Provided entries
-- START --
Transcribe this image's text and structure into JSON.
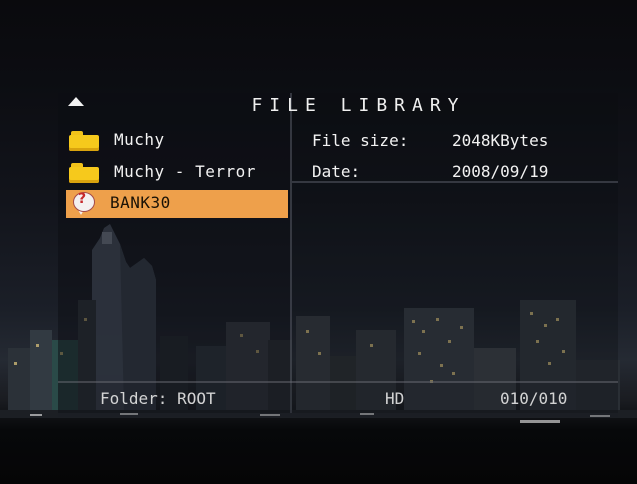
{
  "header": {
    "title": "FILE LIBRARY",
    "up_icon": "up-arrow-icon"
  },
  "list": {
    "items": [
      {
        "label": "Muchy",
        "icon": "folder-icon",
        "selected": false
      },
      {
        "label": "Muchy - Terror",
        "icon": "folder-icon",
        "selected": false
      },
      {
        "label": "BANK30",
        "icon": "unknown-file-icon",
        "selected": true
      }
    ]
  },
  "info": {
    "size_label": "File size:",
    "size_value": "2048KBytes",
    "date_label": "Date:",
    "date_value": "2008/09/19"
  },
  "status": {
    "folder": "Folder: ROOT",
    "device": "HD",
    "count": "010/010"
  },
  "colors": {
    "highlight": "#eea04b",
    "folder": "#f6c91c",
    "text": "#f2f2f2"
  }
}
-- END --
What needs to be done
Nothing in the entries above should change when they are printed again, except that the pictures are dropped.

Result of this task
Transcribe this image's text and structure into JSON.
{
  "header": {
    "title": "FILE LIBRARY",
    "up_icon": "up-arrow-icon"
  },
  "list": {
    "items": [
      {
        "label": "Muchy",
        "icon": "folder-icon",
        "selected": false
      },
      {
        "label": "Muchy - Terror",
        "icon": "folder-icon",
        "selected": false
      },
      {
        "label": "BANK30",
        "icon": "unknown-file-icon",
        "selected": true
      }
    ]
  },
  "info": {
    "size_label": "File size:",
    "size_value": "2048KBytes",
    "date_label": "Date:",
    "date_value": "2008/09/19"
  },
  "status": {
    "folder": "Folder: ROOT",
    "device": "HD",
    "count": "010/010"
  },
  "colors": {
    "highlight": "#eea04b",
    "folder": "#f6c91c",
    "text": "#f2f2f2"
  }
}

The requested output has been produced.